# EXERCISE AIM
Copy the full set of lines exactly as given.
*** SUPPLIED MATERIAL ***
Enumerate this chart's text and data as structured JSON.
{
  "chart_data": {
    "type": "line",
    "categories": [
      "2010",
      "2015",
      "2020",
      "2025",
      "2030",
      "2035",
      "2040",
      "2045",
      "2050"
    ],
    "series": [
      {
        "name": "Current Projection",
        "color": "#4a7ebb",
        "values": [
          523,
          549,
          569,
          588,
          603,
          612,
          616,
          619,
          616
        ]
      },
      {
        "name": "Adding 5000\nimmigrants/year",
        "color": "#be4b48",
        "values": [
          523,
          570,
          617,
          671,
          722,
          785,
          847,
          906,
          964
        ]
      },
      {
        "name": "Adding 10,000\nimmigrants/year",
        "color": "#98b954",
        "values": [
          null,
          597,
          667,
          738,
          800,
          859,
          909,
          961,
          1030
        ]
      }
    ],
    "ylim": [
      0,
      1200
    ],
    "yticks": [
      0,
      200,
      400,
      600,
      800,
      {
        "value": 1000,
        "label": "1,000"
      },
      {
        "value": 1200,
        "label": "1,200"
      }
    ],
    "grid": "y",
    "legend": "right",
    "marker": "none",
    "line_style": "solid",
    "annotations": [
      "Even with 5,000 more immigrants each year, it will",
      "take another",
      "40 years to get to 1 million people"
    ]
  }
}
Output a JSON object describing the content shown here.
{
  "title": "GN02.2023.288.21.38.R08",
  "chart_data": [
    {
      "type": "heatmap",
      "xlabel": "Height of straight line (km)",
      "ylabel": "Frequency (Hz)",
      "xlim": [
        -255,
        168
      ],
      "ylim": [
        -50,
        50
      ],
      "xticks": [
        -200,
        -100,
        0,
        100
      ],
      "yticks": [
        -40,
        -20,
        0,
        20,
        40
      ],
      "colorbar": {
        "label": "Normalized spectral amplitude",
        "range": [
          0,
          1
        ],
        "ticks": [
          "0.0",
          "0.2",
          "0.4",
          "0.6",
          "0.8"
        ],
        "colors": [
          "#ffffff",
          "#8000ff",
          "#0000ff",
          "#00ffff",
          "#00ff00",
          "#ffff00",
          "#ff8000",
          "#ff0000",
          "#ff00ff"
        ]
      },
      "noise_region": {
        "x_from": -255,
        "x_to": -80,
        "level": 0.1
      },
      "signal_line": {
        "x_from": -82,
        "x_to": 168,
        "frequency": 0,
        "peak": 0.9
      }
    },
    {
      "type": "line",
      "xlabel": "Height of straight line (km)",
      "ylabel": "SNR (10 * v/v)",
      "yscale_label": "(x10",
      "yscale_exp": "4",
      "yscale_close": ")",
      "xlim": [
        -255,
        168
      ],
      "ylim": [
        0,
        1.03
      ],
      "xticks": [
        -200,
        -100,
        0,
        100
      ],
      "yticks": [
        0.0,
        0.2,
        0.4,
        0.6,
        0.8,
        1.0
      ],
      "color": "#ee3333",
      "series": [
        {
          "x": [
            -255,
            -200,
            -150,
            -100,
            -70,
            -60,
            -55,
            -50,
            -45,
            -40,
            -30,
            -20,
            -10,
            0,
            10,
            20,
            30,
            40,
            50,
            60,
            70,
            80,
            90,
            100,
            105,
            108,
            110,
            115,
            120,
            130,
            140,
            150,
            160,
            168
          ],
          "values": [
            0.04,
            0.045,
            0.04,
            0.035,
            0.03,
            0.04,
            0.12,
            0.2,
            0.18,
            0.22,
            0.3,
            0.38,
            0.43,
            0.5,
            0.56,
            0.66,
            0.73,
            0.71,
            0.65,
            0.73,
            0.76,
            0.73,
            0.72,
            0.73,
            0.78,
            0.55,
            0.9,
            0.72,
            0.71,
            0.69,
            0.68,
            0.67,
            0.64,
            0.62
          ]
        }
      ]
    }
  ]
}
***
# WORKED SOLUTION
Enumerate this chart's text and data as structured JSON.
{
  "chart_data": {
    "type": "line",
    "categories": [
      "2010",
      "2015",
      "2020",
      "2025",
      "2030",
      "2035",
      "2040",
      "2045",
      "2050"
    ],
    "series": [
      {
        "name": "Current Projection",
        "color": "#4a7ebb",
        "values": [
          523,
          549,
          569,
          588,
          603,
          612,
          616,
          619,
          616
        ]
      },
      {
        "name": "Adding 5000\nimmigrants/year",
        "color": "#be4b48",
        "values": [
          523,
          570,
          617,
          671,
          722,
          785,
          847,
          906,
          964
        ]
      },
      {
        "name": "Adding 10,000\nimmigrants/year",
        "color": "#98b954",
        "values": [
          null,
          597,
          667,
          738,
          800,
          859,
          909,
          961,
          1030
        ]
      }
    ],
    "ylim": [
      0,
      1200
    ],
    "yticks": [
      0,
      200,
      400,
      600,
      800,
      {
        "value": 1000,
        "label": "1,000"
      },
      {
        "value": 1200,
        "label": "1,200"
      }
    ],
    "grid": "y",
    "legend": "right",
    "marker": "none",
    "line_style": "solid",
    "annotations": [
      "Even with 5,000 more immigrants each year, it will",
      "take another",
      "40 years to get to 1 million people"
    ]
  }
}
Output a JSON object describing the content shown here.
{
  "title": "GN02.2023.288.21.38.R08",
  "chart_data": [
    {
      "type": "heatmap",
      "xlabel": "Height of straight line (km)",
      "ylabel": "Frequency (Hz)",
      "xlim": [
        -255,
        168
      ],
      "ylim": [
        -50,
        50
      ],
      "xticks": [
        -200,
        -100,
        0,
        100
      ],
      "yticks": [
        -40,
        -20,
        0,
        20,
        40
      ],
      "colorbar": {
        "label": "Normalized spectral amplitude",
        "range": [
          0,
          1
        ],
        "ticks": [
          "0.0",
          "0.2",
          "0.4",
          "0.6",
          "0.8"
        ],
        "colors": [
          "#ffffff",
          "#8000ff",
          "#0000ff",
          "#00ffff",
          "#00ff00",
          "#ffff00",
          "#ff8000",
          "#ff0000",
          "#ff00ff"
        ]
      },
      "noise_region": {
        "x_from": -255,
        "x_to": -80,
        "level": 0.1
      },
      "signal_line": {
        "x_from": -82,
        "x_to": 168,
        "frequency": 0,
        "peak": 0.9
      }
    },
    {
      "type": "line",
      "xlabel": "Height of straight line (km)",
      "ylabel": "SNR (10 * v/v)",
      "yscale_label": "(x10",
      "yscale_exp": "4",
      "yscale_close": ")",
      "xlim": [
        -255,
        168
      ],
      "ylim": [
        0,
        1.03
      ],
      "xticks": [
        -200,
        -100,
        0,
        100
      ],
      "yticks": [
        0.0,
        0.2,
        0.4,
        0.6,
        0.8,
        1.0
      ],
      "color": "#ee3333",
      "series": [
        {
          "x": [
            -255,
            -200,
            -150,
            -100,
            -70,
            -60,
            -55,
            -50,
            -45,
            -40,
            -30,
            -20,
            -10,
            0,
            10,
            20,
            30,
            40,
            50,
            60,
            70,
            80,
            90,
            100,
            105,
            108,
            110,
            115,
            120,
            130,
            140,
            150,
            160,
            168
          ],
          "values": [
            0.04,
            0.045,
            0.04,
            0.035,
            0.03,
            0.04,
            0.12,
            0.2,
            0.18,
            0.22,
            0.3,
            0.38,
            0.43,
            0.5,
            0.56,
            0.66,
            0.73,
            0.71,
            0.65,
            0.73,
            0.76,
            0.73,
            0.72,
            0.73,
            0.78,
            0.55,
            0.9,
            0.72,
            0.71,
            0.69,
            0.68,
            0.67,
            0.64,
            0.62
          ]
        }
      ]
    }
  ]
}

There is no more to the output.